## Goal
Which lines below hold the word "title"? Copy all of them.

## Rows from a figure dataset

═══

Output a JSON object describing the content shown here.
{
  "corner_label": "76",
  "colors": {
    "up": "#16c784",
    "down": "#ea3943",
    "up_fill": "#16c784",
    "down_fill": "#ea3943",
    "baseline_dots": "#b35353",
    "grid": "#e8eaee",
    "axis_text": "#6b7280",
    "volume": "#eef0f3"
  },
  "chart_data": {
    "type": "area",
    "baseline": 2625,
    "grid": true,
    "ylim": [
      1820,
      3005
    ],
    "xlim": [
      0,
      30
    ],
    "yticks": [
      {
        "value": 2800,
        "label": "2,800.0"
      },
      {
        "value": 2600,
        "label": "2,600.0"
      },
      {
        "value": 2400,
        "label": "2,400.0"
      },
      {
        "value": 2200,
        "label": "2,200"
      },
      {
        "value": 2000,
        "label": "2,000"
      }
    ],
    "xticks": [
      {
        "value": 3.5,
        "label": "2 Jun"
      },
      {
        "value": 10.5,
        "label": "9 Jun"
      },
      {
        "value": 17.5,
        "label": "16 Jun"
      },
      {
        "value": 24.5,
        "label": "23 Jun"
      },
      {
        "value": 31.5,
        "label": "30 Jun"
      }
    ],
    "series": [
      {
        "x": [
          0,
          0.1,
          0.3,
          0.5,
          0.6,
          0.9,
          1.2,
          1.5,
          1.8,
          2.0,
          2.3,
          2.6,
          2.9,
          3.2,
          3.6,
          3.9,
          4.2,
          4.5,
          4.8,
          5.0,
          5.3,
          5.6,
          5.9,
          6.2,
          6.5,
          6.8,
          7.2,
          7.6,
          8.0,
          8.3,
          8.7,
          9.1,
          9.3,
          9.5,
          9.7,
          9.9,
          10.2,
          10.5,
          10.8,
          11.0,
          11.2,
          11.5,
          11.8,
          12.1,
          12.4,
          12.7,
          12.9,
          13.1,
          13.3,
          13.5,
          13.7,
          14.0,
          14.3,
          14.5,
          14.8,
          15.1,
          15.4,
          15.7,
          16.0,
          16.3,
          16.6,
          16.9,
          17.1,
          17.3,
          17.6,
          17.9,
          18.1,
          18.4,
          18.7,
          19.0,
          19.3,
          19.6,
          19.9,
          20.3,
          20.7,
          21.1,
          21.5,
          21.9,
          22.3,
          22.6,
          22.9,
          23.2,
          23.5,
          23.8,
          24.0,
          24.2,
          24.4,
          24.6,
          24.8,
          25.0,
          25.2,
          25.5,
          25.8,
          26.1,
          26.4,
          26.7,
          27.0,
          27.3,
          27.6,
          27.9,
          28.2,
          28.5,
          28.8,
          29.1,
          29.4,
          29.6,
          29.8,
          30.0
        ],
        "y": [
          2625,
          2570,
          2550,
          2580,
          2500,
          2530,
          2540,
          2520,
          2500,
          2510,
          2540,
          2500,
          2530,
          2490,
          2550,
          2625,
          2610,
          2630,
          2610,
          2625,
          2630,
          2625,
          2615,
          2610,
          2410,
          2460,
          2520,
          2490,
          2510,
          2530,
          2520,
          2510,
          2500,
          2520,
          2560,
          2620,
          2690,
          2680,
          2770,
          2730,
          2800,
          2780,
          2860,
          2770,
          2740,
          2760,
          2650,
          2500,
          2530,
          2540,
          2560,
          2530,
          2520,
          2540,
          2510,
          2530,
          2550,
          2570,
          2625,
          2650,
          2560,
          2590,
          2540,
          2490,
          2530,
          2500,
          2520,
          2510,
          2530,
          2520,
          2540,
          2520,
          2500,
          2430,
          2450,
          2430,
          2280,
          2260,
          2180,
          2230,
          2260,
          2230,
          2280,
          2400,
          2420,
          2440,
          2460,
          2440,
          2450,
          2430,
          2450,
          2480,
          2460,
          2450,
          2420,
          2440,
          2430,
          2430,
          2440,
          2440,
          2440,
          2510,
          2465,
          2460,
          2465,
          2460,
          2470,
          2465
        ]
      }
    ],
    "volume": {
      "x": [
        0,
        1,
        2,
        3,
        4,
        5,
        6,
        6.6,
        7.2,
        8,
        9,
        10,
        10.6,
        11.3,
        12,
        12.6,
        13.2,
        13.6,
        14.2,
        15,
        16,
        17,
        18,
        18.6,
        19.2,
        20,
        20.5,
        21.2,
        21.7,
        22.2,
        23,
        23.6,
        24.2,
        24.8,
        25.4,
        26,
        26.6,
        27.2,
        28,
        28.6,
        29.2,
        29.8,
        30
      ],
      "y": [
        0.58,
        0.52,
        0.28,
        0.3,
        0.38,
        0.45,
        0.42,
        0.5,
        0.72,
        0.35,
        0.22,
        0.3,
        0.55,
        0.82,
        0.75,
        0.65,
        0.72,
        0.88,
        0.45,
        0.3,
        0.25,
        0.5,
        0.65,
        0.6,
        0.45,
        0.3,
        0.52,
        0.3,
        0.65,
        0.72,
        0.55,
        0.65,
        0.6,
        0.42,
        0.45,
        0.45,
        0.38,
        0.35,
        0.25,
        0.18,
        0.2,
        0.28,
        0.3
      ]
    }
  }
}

═══

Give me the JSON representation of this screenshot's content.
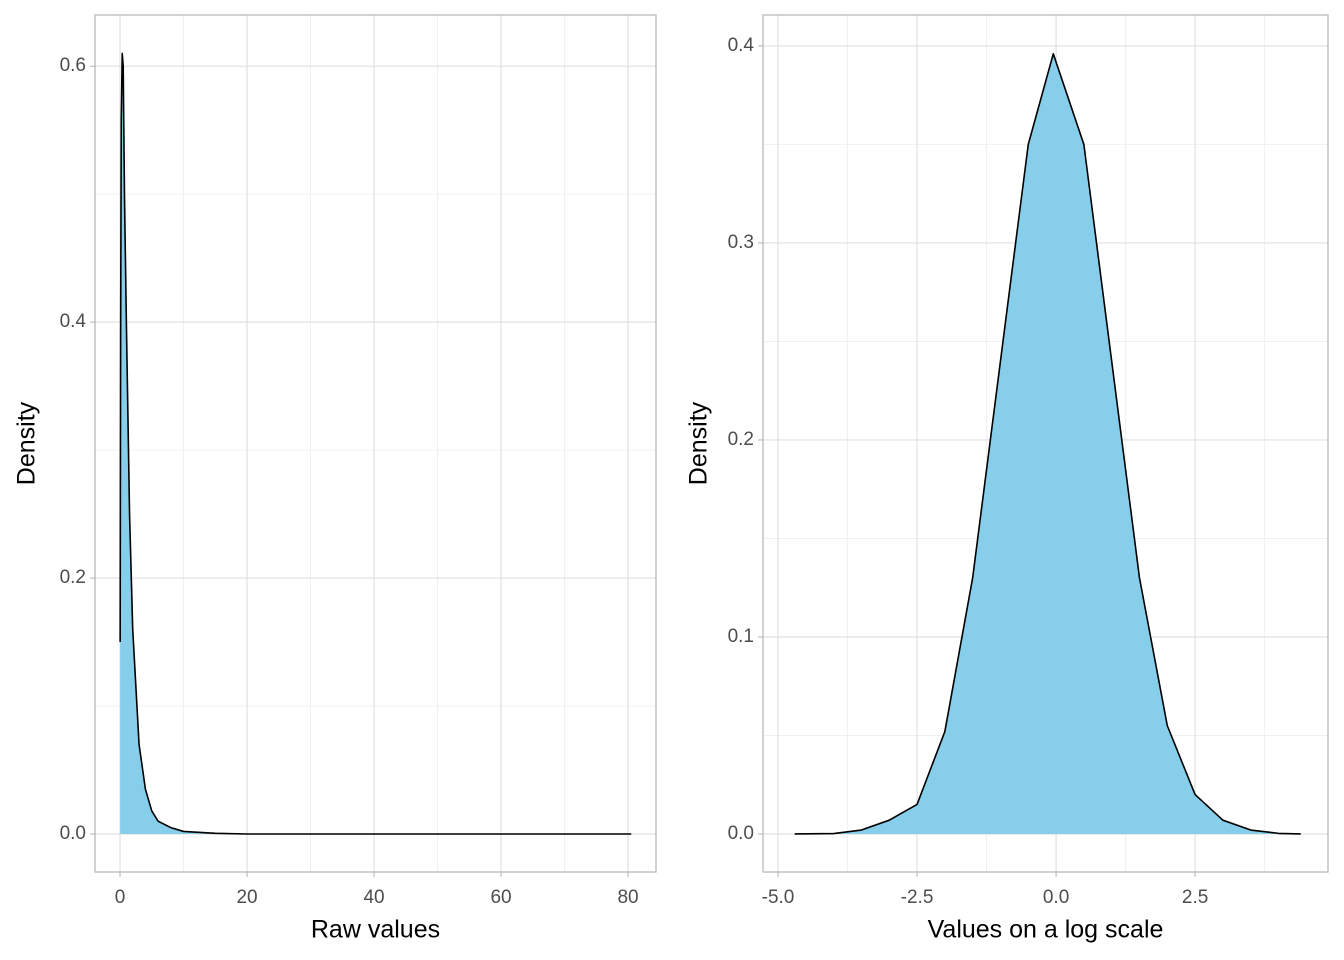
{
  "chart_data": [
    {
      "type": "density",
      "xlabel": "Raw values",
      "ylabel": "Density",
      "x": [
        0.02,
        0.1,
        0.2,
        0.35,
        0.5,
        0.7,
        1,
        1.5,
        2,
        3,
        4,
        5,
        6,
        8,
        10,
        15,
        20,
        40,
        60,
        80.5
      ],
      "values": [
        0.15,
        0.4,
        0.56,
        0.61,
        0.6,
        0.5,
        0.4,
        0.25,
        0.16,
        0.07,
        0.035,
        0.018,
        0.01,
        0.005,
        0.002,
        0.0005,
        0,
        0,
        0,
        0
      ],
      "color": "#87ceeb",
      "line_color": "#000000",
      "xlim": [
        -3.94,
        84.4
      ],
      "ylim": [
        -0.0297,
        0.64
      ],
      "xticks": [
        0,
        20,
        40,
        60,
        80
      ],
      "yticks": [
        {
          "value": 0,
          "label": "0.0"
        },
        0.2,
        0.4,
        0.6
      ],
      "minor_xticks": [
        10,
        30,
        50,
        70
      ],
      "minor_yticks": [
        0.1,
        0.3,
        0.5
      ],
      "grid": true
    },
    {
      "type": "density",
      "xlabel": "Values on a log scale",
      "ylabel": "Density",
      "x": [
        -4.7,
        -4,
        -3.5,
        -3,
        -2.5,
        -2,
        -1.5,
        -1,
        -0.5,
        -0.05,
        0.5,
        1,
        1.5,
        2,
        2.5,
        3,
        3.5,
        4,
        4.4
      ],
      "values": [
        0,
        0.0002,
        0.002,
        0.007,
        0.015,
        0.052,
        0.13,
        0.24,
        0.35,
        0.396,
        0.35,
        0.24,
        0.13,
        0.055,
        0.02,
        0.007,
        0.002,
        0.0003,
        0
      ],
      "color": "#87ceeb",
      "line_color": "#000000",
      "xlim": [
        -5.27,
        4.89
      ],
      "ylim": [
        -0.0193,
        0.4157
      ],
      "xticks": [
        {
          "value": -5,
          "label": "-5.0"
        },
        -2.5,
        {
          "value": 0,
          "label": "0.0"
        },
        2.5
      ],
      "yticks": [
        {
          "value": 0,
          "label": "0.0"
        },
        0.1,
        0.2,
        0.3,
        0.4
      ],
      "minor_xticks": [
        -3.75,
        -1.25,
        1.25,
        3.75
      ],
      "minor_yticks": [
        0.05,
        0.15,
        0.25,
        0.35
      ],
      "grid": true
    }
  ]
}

═══

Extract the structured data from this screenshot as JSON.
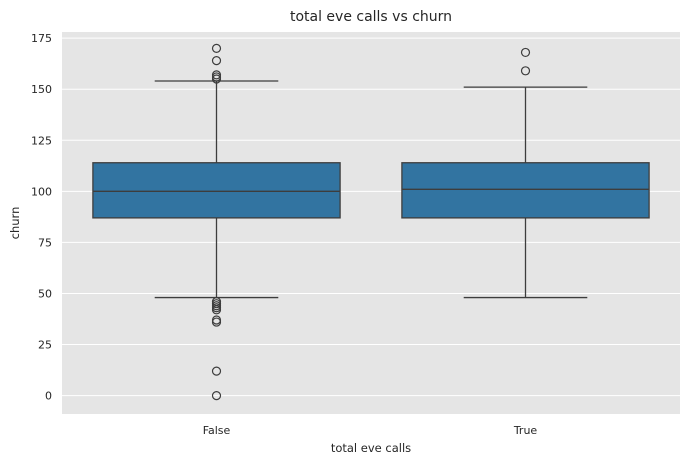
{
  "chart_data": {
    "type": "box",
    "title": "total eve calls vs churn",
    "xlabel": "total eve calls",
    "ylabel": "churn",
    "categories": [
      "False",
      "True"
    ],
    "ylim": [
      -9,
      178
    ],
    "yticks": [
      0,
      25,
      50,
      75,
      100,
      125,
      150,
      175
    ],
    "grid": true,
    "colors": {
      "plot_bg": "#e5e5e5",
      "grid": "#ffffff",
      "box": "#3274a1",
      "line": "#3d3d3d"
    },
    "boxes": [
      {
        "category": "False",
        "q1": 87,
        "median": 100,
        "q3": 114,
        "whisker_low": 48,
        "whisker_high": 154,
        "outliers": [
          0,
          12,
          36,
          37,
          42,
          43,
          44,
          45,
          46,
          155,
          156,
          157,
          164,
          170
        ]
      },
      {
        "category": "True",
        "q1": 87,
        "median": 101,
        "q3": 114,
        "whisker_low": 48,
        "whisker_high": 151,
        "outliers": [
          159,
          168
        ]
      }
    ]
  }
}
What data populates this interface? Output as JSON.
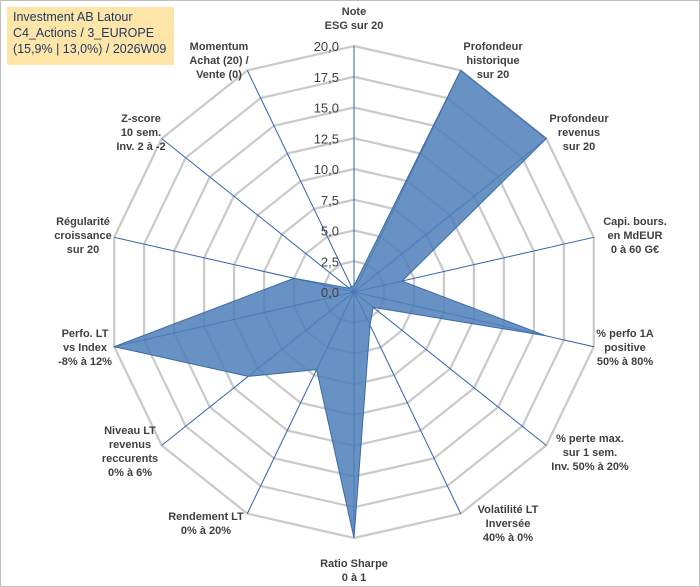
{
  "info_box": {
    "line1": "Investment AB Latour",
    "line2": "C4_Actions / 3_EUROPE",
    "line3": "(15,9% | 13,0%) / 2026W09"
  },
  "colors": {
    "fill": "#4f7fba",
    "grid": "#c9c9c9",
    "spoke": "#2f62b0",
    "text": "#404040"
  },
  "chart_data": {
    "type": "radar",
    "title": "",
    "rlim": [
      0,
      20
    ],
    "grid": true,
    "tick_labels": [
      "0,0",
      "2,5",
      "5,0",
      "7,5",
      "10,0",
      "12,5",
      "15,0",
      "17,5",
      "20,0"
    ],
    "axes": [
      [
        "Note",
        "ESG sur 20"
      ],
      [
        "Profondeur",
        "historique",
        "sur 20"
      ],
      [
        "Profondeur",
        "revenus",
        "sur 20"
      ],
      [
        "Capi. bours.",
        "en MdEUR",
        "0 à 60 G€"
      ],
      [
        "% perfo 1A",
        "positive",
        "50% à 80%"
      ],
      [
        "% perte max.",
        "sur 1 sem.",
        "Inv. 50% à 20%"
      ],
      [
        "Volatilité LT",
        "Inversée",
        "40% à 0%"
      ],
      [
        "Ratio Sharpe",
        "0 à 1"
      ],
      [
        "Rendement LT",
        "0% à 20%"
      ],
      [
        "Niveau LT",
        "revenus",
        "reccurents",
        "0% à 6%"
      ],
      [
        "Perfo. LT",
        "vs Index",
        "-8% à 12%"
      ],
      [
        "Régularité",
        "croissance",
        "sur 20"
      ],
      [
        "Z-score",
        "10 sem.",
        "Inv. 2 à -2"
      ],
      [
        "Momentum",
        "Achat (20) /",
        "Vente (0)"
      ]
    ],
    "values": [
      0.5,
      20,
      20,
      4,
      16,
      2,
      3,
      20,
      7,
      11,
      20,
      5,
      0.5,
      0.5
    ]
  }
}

═══

## Solution for this exercise
    "title": "total eve calls vs churn",
    "title": "",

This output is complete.